> Goal of the exercise: Filter the records below down to lines containing "every".

Source data:
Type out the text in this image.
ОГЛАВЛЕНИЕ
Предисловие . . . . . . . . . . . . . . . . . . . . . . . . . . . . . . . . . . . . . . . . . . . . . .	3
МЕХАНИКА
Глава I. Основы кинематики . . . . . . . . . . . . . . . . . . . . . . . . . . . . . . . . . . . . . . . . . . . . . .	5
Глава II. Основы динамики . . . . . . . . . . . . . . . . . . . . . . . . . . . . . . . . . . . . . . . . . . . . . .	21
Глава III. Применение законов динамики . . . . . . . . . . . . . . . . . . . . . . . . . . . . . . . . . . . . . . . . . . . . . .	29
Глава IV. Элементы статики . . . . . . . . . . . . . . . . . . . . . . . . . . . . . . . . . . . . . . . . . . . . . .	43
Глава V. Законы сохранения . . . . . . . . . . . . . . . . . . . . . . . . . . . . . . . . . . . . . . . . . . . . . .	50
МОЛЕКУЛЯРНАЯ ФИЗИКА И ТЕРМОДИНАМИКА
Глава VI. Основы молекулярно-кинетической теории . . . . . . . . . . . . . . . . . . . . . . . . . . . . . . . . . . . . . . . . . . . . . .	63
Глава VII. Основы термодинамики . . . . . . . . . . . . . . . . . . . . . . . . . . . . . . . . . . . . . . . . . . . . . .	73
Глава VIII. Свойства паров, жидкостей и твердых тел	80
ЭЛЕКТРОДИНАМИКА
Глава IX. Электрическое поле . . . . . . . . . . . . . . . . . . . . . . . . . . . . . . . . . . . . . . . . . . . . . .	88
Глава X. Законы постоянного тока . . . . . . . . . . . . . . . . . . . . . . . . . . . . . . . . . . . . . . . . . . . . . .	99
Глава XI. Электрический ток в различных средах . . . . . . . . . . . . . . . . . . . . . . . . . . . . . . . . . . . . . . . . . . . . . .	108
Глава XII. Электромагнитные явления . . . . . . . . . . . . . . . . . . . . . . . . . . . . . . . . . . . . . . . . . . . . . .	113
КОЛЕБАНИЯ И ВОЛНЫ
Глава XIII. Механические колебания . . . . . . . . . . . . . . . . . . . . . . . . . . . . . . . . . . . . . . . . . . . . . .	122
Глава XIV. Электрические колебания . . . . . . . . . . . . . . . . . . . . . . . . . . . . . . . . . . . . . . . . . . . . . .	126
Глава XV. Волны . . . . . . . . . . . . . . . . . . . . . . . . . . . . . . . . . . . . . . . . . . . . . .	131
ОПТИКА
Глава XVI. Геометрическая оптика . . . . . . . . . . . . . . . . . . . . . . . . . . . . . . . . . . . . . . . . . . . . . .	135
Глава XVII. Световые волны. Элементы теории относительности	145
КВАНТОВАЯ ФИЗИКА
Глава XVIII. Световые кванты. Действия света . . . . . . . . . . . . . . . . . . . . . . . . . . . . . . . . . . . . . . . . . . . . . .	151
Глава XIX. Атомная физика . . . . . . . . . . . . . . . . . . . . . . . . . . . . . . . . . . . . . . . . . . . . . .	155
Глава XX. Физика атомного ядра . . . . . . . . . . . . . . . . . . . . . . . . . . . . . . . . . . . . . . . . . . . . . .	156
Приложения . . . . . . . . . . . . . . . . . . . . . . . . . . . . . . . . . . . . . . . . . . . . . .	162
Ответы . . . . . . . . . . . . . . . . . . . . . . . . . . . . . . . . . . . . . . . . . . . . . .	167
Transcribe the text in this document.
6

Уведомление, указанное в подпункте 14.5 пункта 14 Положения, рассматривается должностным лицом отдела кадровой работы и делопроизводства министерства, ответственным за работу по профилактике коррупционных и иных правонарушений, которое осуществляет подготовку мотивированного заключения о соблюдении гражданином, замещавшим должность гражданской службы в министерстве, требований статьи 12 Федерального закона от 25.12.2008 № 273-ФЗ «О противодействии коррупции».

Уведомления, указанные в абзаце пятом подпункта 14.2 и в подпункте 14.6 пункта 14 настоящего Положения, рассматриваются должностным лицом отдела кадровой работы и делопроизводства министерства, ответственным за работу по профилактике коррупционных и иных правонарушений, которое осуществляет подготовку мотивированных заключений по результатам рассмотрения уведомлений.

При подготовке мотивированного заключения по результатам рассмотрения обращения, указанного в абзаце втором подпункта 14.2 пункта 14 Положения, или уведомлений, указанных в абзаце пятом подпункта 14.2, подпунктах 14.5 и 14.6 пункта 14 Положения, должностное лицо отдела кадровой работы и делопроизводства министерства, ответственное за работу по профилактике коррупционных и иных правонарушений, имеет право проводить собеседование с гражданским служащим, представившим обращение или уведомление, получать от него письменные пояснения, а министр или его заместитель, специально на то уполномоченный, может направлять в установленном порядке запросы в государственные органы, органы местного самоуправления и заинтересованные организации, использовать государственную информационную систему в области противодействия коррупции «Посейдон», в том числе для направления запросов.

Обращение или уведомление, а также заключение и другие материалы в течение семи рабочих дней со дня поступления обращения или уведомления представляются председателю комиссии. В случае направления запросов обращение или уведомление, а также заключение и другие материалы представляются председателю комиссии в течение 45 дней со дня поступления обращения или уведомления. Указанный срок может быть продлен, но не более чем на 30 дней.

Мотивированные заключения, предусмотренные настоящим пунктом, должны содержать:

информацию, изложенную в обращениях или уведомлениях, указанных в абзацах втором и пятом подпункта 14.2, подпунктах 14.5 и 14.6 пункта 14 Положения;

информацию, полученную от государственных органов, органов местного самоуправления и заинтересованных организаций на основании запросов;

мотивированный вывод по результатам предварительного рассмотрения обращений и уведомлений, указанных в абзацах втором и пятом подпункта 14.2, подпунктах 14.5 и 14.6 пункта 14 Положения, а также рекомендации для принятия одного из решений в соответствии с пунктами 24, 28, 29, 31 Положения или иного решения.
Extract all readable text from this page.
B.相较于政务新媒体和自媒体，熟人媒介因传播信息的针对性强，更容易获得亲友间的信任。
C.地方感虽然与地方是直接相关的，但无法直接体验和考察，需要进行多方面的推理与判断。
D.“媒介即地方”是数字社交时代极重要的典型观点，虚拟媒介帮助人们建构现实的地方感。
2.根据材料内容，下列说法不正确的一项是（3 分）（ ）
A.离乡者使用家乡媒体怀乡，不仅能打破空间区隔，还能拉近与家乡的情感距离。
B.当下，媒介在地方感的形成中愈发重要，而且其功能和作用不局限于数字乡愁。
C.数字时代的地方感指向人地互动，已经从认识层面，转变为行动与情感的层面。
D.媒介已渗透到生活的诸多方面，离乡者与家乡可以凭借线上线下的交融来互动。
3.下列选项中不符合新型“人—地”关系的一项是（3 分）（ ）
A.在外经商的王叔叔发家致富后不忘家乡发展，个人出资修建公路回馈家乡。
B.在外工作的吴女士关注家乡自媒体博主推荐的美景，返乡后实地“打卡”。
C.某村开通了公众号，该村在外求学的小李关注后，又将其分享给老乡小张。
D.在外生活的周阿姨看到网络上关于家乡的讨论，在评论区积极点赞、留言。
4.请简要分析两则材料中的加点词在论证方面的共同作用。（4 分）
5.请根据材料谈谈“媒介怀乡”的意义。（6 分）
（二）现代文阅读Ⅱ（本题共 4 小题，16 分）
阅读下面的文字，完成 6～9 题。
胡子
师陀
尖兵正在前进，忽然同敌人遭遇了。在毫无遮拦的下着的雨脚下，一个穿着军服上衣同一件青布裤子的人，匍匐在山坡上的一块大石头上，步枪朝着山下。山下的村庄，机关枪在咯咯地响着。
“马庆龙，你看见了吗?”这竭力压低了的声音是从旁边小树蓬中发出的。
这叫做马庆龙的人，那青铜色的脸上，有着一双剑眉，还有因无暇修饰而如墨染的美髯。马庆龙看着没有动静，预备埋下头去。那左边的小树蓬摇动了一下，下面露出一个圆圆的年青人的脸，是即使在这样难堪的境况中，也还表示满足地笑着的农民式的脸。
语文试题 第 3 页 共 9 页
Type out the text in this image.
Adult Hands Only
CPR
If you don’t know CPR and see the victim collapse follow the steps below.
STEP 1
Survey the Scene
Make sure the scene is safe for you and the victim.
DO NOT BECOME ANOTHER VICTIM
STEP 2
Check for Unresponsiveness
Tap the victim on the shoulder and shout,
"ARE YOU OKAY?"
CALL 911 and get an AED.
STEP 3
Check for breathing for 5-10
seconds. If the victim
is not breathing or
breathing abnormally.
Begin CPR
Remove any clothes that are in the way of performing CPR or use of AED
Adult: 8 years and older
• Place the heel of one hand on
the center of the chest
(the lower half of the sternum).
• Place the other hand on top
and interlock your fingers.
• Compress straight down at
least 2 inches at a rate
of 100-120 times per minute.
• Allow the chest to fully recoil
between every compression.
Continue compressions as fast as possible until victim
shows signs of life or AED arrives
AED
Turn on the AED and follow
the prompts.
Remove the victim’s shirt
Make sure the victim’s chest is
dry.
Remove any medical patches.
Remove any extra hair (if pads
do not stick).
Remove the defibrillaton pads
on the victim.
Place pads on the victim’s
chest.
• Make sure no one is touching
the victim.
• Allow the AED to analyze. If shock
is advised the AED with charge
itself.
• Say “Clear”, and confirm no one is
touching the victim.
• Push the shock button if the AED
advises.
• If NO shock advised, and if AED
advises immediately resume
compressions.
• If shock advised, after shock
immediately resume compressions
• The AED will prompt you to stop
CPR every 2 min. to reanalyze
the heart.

> Reply:
between every compression.
CPR every 2 min. to reanalyze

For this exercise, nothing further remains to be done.